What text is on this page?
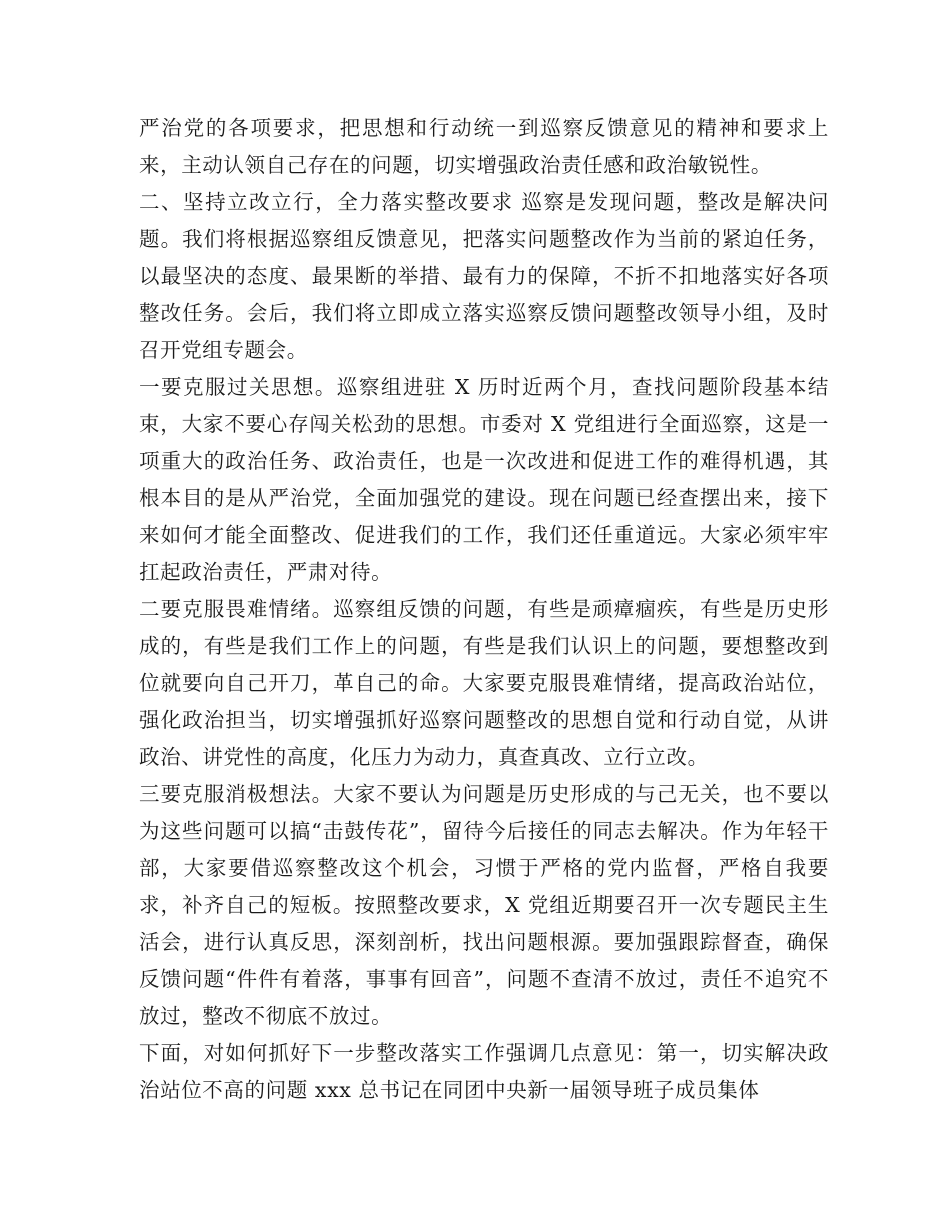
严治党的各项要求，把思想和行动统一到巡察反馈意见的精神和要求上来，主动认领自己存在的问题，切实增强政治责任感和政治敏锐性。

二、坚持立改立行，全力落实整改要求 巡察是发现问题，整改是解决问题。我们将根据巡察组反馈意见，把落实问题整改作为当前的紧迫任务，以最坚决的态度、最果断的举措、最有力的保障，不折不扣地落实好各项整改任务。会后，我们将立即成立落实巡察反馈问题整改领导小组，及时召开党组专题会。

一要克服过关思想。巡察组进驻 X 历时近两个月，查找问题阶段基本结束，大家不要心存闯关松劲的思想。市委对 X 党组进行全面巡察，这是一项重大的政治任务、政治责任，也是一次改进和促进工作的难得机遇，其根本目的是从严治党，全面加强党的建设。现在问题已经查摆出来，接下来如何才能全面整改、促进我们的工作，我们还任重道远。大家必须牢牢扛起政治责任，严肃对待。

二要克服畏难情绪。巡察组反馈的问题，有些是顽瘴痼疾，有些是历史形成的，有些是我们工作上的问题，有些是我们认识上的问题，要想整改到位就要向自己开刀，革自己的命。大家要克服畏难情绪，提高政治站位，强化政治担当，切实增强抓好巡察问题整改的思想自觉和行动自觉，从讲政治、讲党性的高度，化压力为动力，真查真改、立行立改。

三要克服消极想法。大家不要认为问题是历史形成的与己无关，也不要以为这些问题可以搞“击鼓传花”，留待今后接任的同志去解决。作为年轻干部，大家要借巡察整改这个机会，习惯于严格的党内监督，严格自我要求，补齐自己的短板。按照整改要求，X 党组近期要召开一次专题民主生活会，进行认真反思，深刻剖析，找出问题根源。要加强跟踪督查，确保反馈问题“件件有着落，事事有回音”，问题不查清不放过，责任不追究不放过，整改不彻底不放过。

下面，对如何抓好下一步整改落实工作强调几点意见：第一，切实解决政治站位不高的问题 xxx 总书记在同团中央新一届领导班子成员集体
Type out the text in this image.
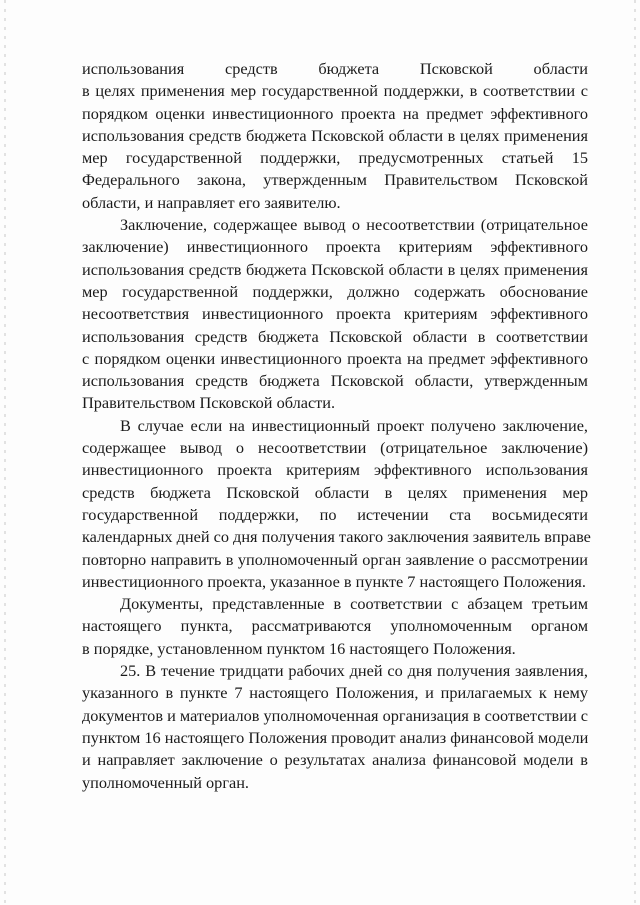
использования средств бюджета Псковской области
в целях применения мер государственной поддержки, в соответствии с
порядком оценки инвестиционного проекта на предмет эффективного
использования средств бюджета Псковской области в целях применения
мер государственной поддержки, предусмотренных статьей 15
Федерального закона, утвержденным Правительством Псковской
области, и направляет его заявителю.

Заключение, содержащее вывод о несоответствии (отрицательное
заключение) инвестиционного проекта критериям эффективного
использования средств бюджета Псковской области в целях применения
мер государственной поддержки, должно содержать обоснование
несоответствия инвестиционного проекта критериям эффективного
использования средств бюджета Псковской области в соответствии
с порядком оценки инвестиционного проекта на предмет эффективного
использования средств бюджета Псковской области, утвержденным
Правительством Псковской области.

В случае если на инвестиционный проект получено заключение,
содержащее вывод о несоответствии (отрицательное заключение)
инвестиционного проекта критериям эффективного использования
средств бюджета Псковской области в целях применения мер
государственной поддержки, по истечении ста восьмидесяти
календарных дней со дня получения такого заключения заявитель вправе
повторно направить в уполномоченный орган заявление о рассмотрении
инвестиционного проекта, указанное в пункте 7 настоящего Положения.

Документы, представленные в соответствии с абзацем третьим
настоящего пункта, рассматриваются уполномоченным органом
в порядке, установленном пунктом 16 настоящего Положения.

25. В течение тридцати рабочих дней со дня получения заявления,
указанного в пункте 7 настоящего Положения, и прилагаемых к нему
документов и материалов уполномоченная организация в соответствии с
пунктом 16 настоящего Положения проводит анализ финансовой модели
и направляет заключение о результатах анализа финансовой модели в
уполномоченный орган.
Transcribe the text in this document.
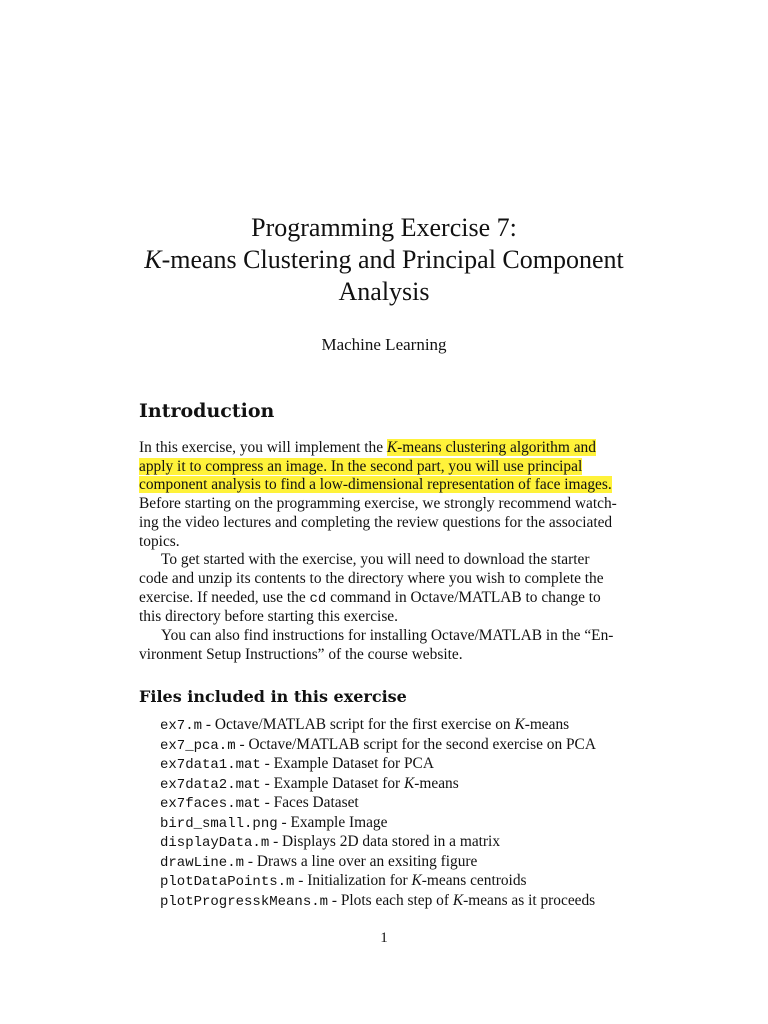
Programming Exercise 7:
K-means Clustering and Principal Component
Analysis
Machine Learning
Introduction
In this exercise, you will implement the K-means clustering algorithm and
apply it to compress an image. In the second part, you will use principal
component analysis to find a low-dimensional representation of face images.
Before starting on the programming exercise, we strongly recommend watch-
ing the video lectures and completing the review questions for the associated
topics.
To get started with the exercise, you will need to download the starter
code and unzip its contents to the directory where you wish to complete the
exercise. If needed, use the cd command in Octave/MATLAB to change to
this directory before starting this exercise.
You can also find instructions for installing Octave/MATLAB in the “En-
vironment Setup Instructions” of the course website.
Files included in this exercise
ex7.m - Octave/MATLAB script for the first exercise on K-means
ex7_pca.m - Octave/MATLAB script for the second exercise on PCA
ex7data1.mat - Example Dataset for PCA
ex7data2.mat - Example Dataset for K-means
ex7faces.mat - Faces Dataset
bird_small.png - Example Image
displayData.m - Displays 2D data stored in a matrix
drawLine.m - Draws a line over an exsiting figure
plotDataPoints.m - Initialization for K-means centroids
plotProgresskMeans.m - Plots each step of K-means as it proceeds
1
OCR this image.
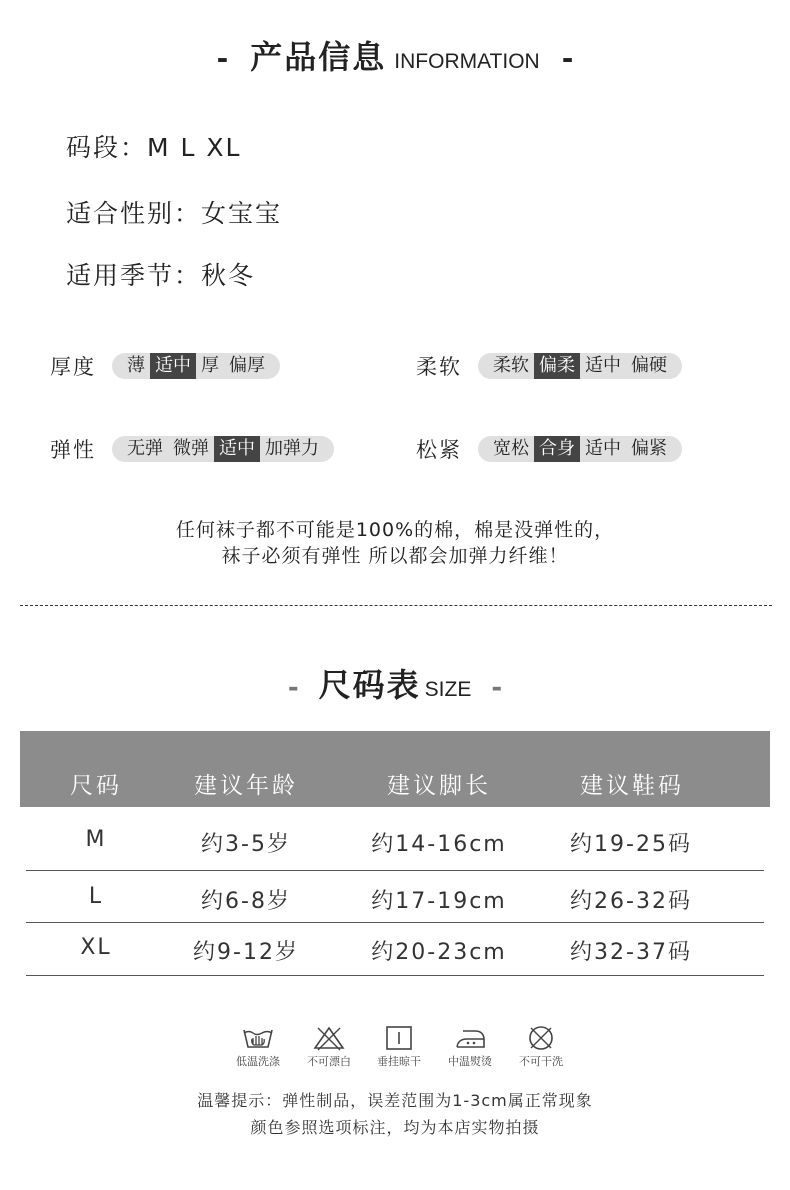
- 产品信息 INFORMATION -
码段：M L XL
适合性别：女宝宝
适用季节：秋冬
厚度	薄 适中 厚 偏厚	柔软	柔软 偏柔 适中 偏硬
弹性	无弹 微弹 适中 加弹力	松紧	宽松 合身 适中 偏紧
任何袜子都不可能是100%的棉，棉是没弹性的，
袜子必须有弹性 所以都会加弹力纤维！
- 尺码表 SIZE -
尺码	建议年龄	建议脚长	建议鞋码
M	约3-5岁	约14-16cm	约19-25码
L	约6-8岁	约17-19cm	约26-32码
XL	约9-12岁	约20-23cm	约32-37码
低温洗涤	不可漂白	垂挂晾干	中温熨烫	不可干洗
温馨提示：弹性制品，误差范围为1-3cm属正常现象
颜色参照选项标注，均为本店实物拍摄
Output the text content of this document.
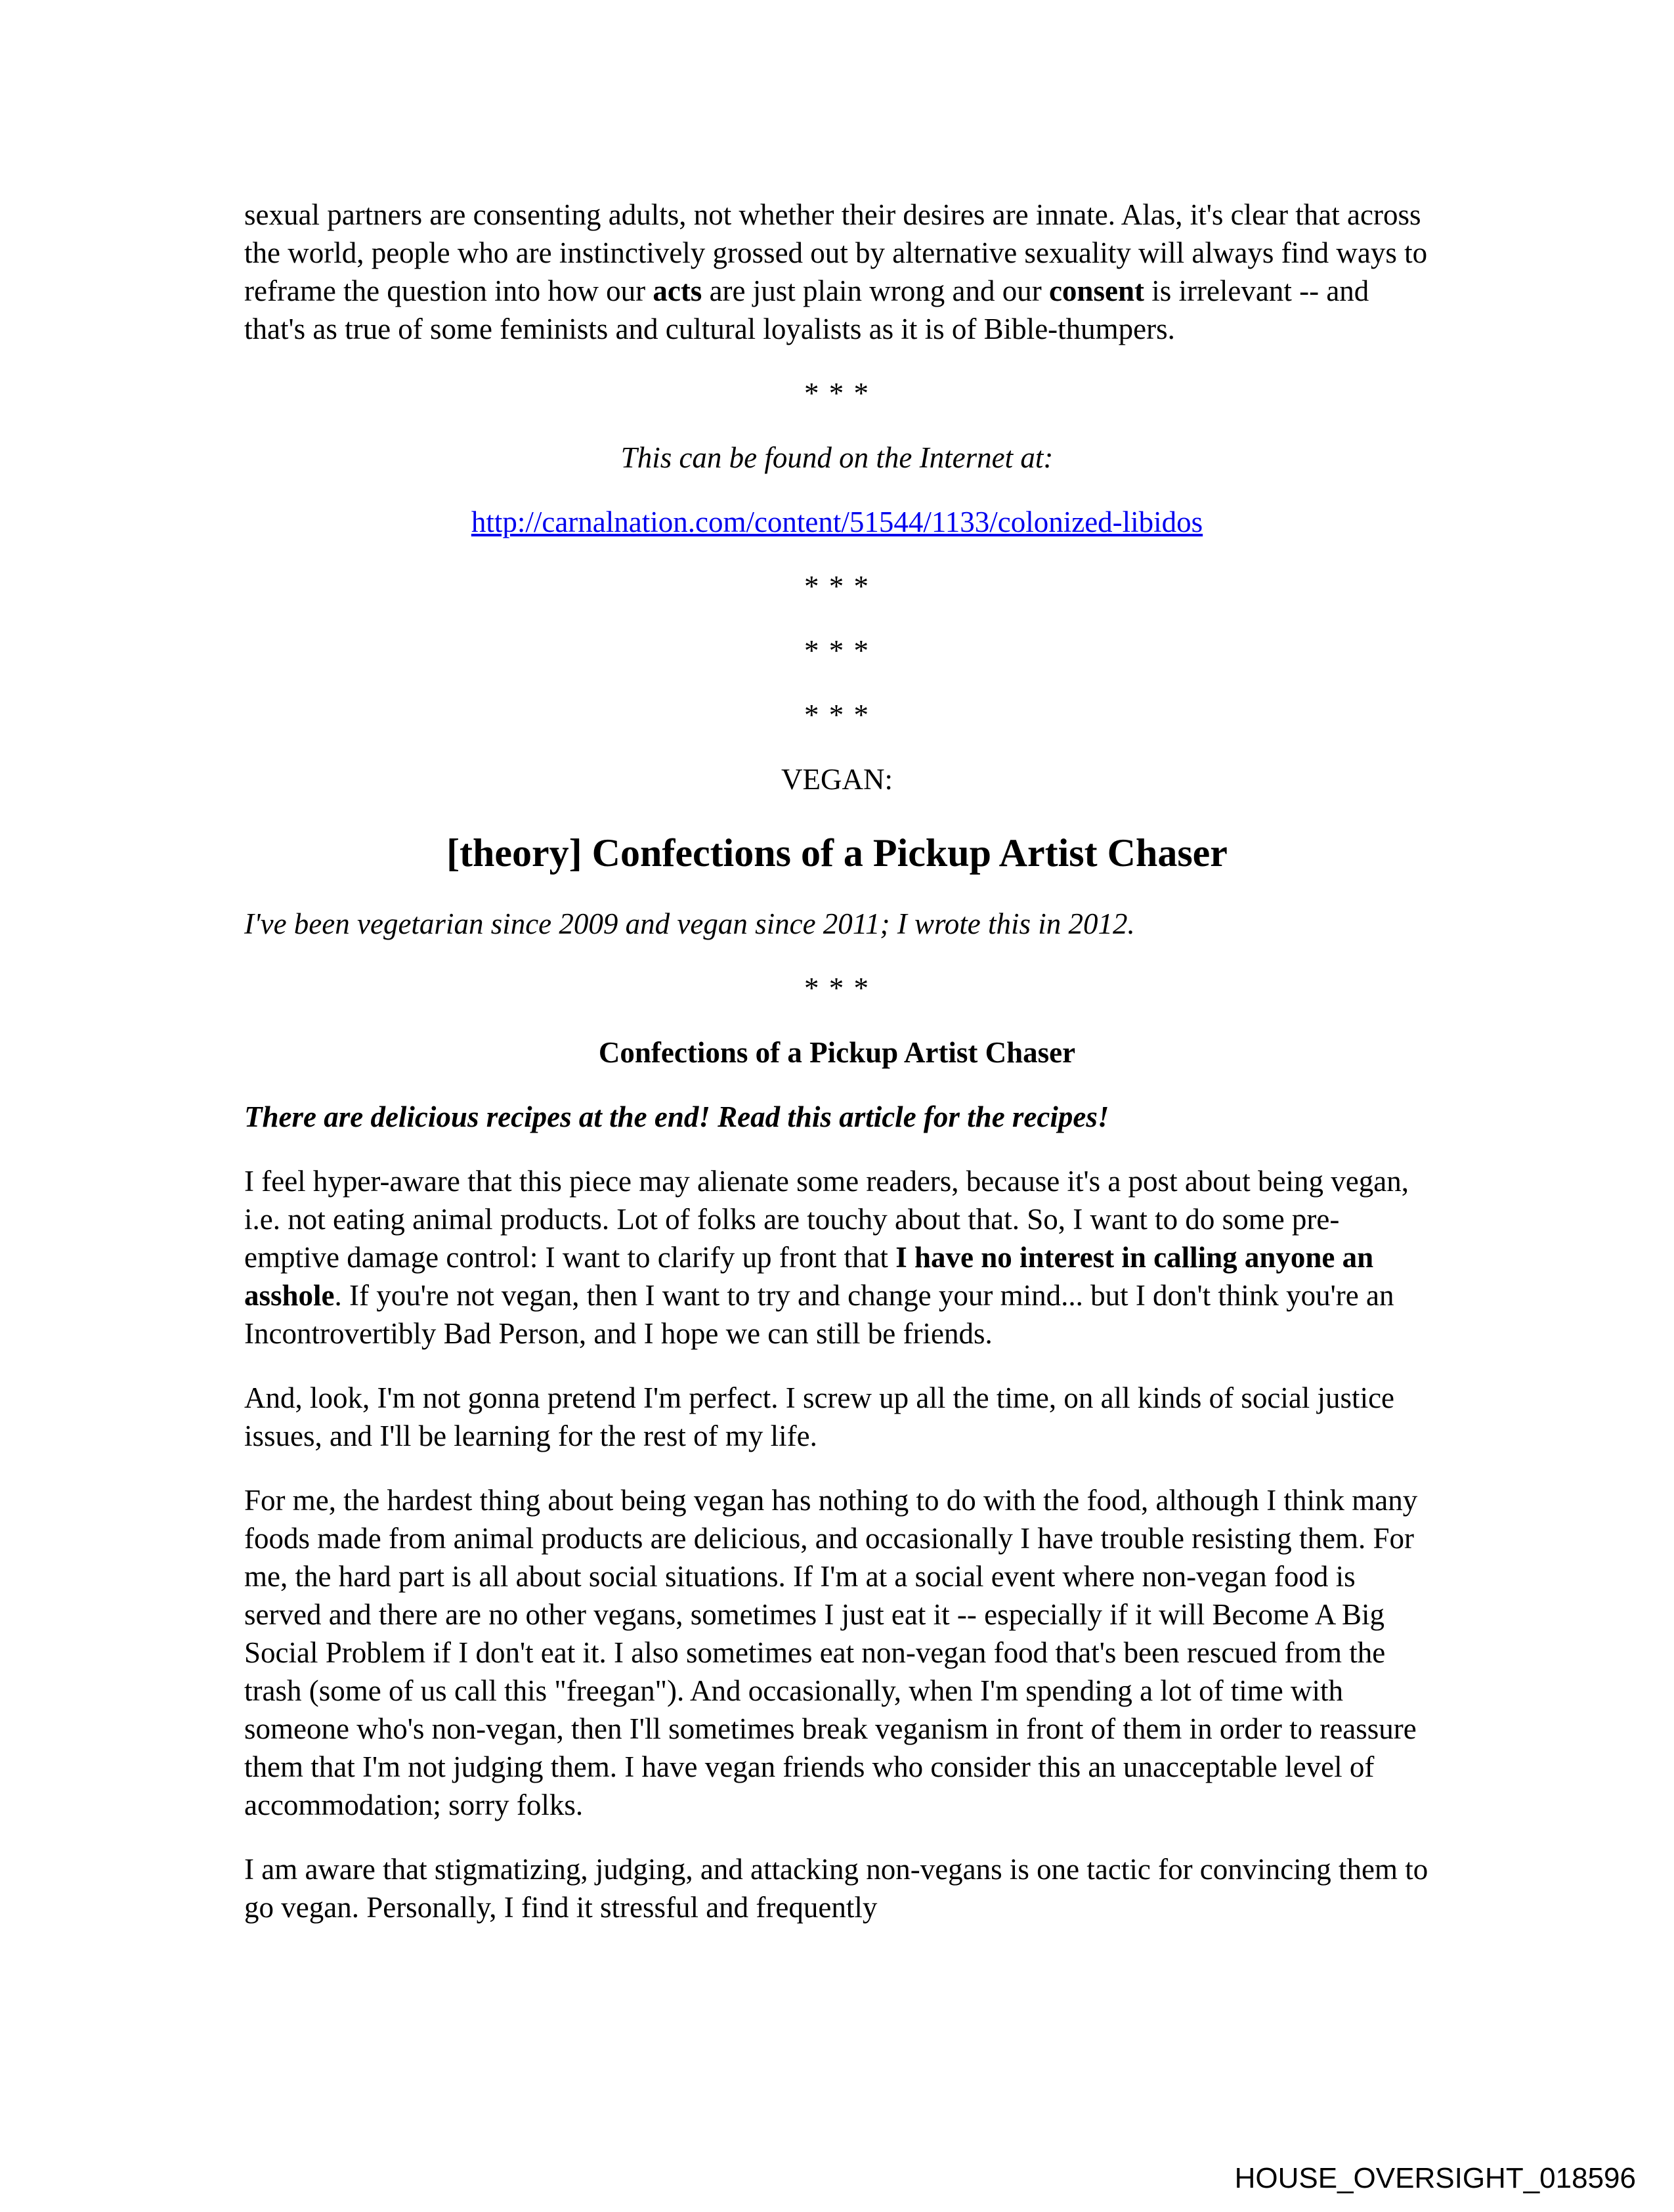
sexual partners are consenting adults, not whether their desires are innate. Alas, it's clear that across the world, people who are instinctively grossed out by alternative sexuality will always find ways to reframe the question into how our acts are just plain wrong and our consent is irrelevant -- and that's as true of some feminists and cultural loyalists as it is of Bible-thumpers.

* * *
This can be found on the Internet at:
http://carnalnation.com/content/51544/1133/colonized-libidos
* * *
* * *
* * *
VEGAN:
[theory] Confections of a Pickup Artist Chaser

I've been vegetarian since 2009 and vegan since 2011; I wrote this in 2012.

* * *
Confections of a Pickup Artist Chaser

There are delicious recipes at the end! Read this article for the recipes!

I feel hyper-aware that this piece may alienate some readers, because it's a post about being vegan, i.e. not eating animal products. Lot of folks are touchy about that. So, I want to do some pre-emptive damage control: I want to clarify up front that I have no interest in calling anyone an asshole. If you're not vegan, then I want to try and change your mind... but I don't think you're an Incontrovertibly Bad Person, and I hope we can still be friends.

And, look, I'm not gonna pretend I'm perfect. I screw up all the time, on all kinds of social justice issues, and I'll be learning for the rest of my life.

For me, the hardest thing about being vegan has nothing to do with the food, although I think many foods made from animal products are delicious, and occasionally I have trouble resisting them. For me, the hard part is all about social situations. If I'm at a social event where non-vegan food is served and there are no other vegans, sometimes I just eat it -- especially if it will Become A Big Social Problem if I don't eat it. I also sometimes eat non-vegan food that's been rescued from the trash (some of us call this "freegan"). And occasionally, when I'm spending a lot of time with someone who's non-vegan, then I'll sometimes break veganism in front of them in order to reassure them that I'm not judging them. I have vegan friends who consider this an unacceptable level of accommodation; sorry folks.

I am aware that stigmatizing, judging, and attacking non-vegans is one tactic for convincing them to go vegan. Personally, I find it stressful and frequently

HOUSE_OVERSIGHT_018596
__________________________________________________
Scan the data above and copy every line with "оценки" in it.

порядком оценки инвестиционного проекта на предмет эффективного
с порядком оценки инвестиционного проекта на предмет эффективного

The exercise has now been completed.